-- Work to complete --
Write out every entry precisely as given, leaving the pictures out.

[Recorded data start]

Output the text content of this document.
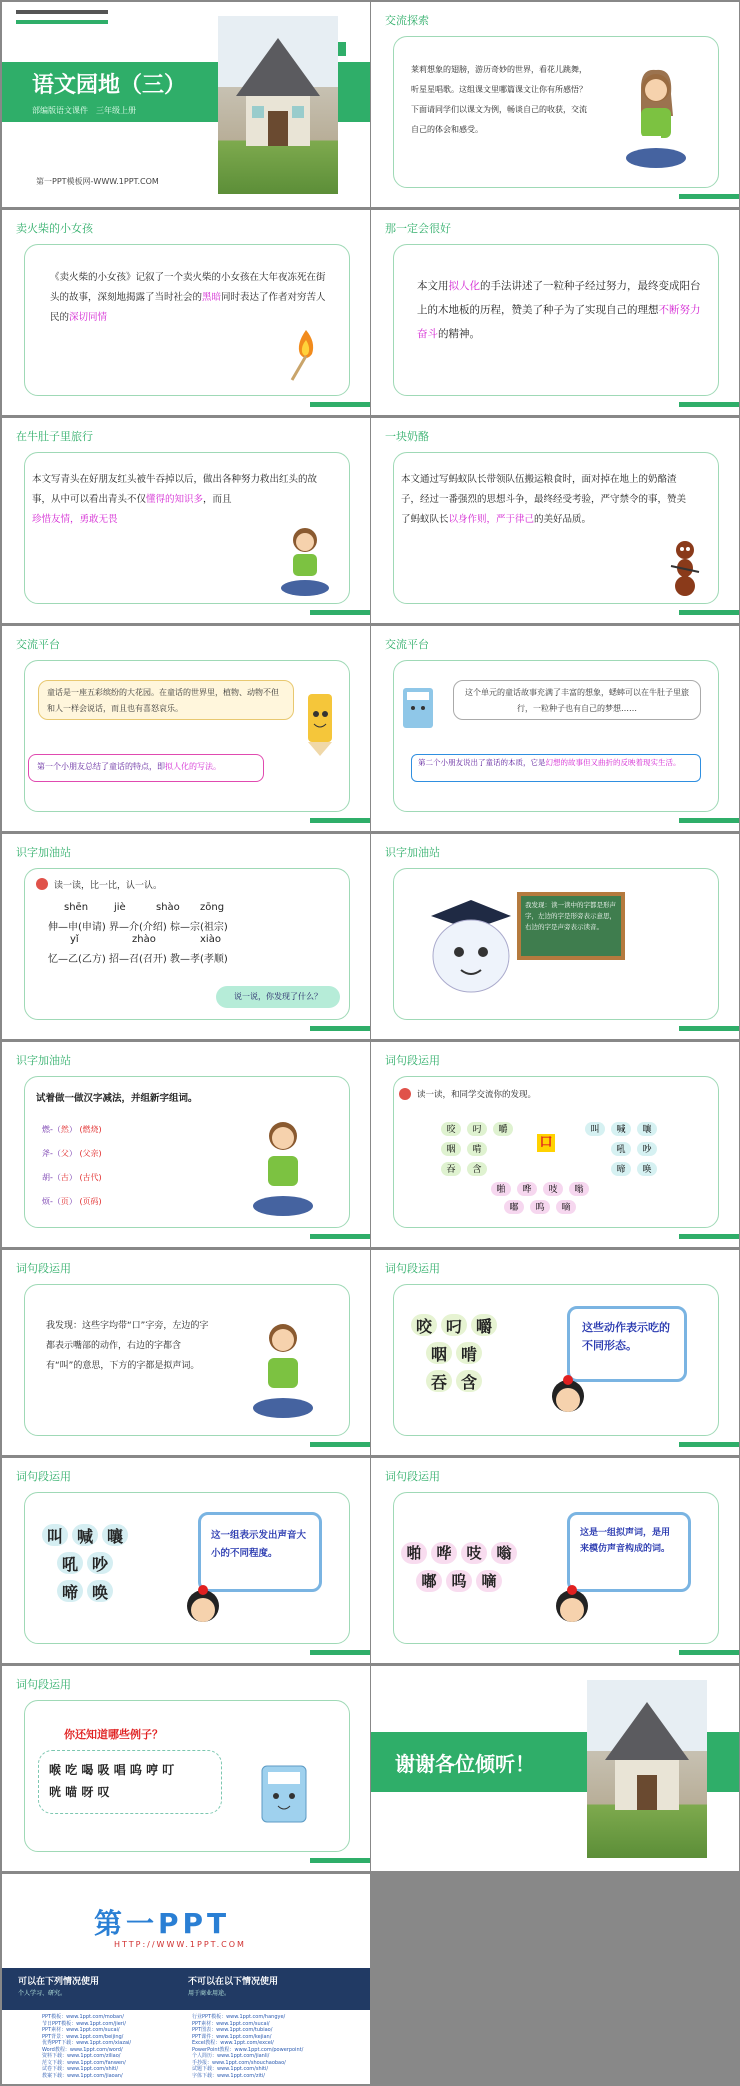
语文园地（三）
部编版语文课件　三年级上册
第一PPT模板网-WWW.1PPT.COM
交流探索
莱莉想象的翅膀，游历奇妙的世界，看花儿跳舞，听星星唱歌。这组课文里哪篇课文让你有所感悟？下面请同学们以课文为例，畅谈自己的收获，交流自己的体会和感受。
卖火柴的小女孩
《卖火柴的小女孩》记叙了一个卖火柴的小女孩在大年夜冻死在街头的故事，深刻地揭露了当时社会的黑暗同时表达了作者对穷苦人民的深切同情
那一定会很好
本文用拟人化的手法讲述了一粒种子经过努力，最终变成阳台上的木地板的历程，赞美了种子为了实现自己的理想不断努力奋斗的精神。
在牛肚子里旅行
本文写青头在好朋友红头被牛吞掉以后，做出各种努力救出红头的故事，从中可以看出青头不仅懂得的知识多，而且
珍惜友情，勇敢无畏
一块奶酪
本文通过写蚂蚁队长带领队伍搬运粮食时，面对掉在地上的奶酪渣子，经过一番强烈的思想斗争，最终经受考验，严守禁令的事，赞美了蚂蚁队长以身作则，严于律己的美好品质。
交流平台
童话是一座五彩缤纷的大花园。在童话的世界里，植物、动物不但和人一样会说话，而且也有喜怒哀乐。
第一个小朋友总结了童话的特点，即拟人化的写法。
交流平台
这个单元的童话故事充满了丰富的想象，蟋蟀可以在牛肚子里旅行，一粒种子也有自己的梦想……
第二个小朋友说出了童话的本质，它是幻想的故事但又曲折的反映着现实生活。
识字加油站
读一读，比一比，认一认。
shēn	jiè	shào zōng
伸—申(申请) 界—介(介绍) 棕—宗(祖宗)
yǐ	zhào	xiào
忆—乙(乙方) 招—召(召开) 教—孝(孝顺)
说一说，你发现了什么？
识字加油站
我发现：读一读中的字都是形声字，左边的字是形旁表示意思，右边的字是声旁表示读音。
识字加油站
试着做一做汉字减法，并组新字组词。
燃-（然） (燃烧)
斧-（父） (父亲)
胡-（古） (古代)
烦-（页） (页码)
词句段运用
读一读，和同学交流你的发现。
口
咬	叼	嚼
咽	啃
吞	含
叫	喊	嚷
吼	吵
啼	唤
啪	哗	吱	嗡
嘟	呜	嘀
词句段运用
我发现：这些字均带“口”字旁，左边的字都表示嘴部的动作，右边的字都含有“叫”的意思，下方的字都是拟声词。
词句段运用
咬 叼 嚼
咽 啃
吞 含
这些动作表示吃的不同形态。
词句段运用
叫 喊 嚷
吼 吵
啼 唤
这一组表示发出声音大小的不同程度。
词句段运用
啪 哗 吱 嗡
嘟 呜 嘀
这是一组拟声词，是用来模仿声音构成的词。
词句段运用
你还知道哪些例子？
喉 吃 喝 吸 唱 呜 哼 叮
咣 喵 呀 叹
谢谢各位倾听！
第一PPT
HTTP://WWW.1PPT.COM
可以在下列情况使用
个人学习、研究。
不可以在以下情况使用
用于商业用途。
PPT模板：www.1ppt.com/moban/
节日PPT模板：www.1ppt.com/jieri/
PPT素材：www.1ppt.com/sucai/
PPT背景：www.1ppt.com/beijing/
优秀PPT下载：www.1ppt.com/xiazai/
Word教程：www.1ppt.com/word/
资料下载：www.1ppt.com/ziliao/
范文下载：www.1ppt.com/fanwen/
试卷下载：www.1ppt.com/shiti/
教案下载：www.1ppt.com/jiaoan/
行业PPT模板：www.1ppt.com/hangye/
PPT素材：www.1ppt.com/sucai/
PPT图表：www.1ppt.com/tubiao/
PPT课件：www.1ppt.com/kejian/
Excel教程：www.1ppt.com/excel/
PowerPoint教程：www.1ppt.com/powerpoint/
个人简历：www.1ppt.com/jianli/
手抄报：www.1ppt.com/shouchaobao/
试题下载：www.1ppt.com/shiti/
字体下载：www.1ppt.com/ziti/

[Recorded data end]

-- Solved problem --
Output the text content of this document.
语文园地（三）
部编版语文课件　三年级上册
第一PPT模板网-WWW.1PPT.COM
交流探索
莱莉想象的翅膀，游历奇妙的世界，看花儿跳舞，听星星唱歌。这组课文里哪篇课文让你有所感悟？下面请同学们以课文为例，畅谈自己的收获，交流自己的体会和感受。
卖火柴的小女孩
《卖火柴的小女孩》记叙了一个卖火柴的小女孩在大年夜冻死在街头的故事，深刻地揭露了当时社会的黑暗同时表达了作者对穷苦人民的深切同情
那一定会很好
本文用拟人化的手法讲述了一粒种子经过努力，最终变成阳台上的木地板的历程，赞美了种子为了实现自己的理想不断努力奋斗的精神。
在牛肚子里旅行
本文写青头在好朋友红头被牛吞掉以后，做出各种努力救出红头的故事，从中可以看出青头不仅懂得的知识多，而且
珍惜友情，勇敢无畏
一块奶酪
本文通过写蚂蚁队长带领队伍搬运粮食时，面对掉在地上的奶酪渣子，经过一番强烈的思想斗争，最终经受考验，严守禁令的事，赞美了蚂蚁队长以身作则，严于律己的美好品质。
交流平台
童话是一座五彩缤纷的大花园。在童话的世界里，植物、动物不但和人一样会说话，而且也有喜怒哀乐。
第一个小朋友总结了童话的特点，即拟人化的写法。
交流平台
这个单元的童话故事充满了丰富的想象，蟋蟀可以在牛肚子里旅行，一粒种子也有自己的梦想……
第二个小朋友说出了童话的本质，它是幻想的故事但又曲折的反映着现实生活。
识字加油站
读一读，比一比，认一认。
shēn	jiè	shào zōng
伸—申(申请) 界—介(介绍) 棕—宗(祖宗)
yǐ	zhào	xiào
忆—乙(乙方) 招—召(召开) 教—孝(孝顺)
说一说，你发现了什么？
识字加油站
我发现：读一读中的字都是形声字，左边的字是形旁表示意思，右边的字是声旁表示读音。
识字加油站
试着做一做汉字减法，并组新字组词。
燃-（然） (燃烧)
斧-（父） (父亲)
胡-（古） (古代)
烦-（页） (页码)
词句段运用
读一读，和同学交流你的发现。
口
咬	叼	嚼
咽	啃
吞	含
叫	喊	嚷
吼	吵
啼	唤
啪	哗	吱	嗡
嘟	呜	嘀
词句段运用
我发现：这些字均带“口”字旁，左边的字都表示嘴部的动作，右边的字都含有“叫”的意思，下方的字都是拟声词。
词句段运用
咬 叼 嚼
咽 啃
吞 含
这些动作表示吃的不同形态。
词句段运用
叫 喊 嚷
吼 吵
啼 唤
这一组表示发出声音大小的不同程度。
词句段运用
啪 哗 吱 嗡
嘟 呜 嘀
这是一组拟声词，是用来模仿声音构成的词。
词句段运用
你还知道哪些例子？
喉 吃 喝 吸 唱 呜 哼 叮
咣 喵 呀 叹
谢谢各位倾听！
第一PPT
HTTP://WWW.1PPT.COM
可以在下列情况使用
个人学习、研究。
不可以在以下情况使用
用于商业用途。
PPT模板：www.1ppt.com/moban/
节日PPT模板：www.1ppt.com/jieri/
PPT素材：www.1ppt.com/sucai/
PPT背景：www.1ppt.com/beijing/
优秀PPT下载：www.1ppt.com/xiazai/
Word教程：www.1ppt.com/word/
资料下载：www.1ppt.com/ziliao/
范文下载：www.1ppt.com/fanwen/
试卷下载：www.1ppt.com/shiti/
教案下载：www.1ppt.com/jiaoan/
行业PPT模板：www.1ppt.com/hangye/
PPT素材：www.1ppt.com/sucai/
PPT图表：www.1ppt.com/tubiao/
PPT课件：www.1ppt.com/kejian/
Excel教程：www.1ppt.com/excel/
PowerPoint教程：www.1ppt.com/powerpoint/
个人简历：www.1ppt.com/jianli/
手抄报：www.1ppt.com/shouchaobao/
试题下载：www.1ppt.com/shiti/
字体下载：www.1ppt.com/ziti/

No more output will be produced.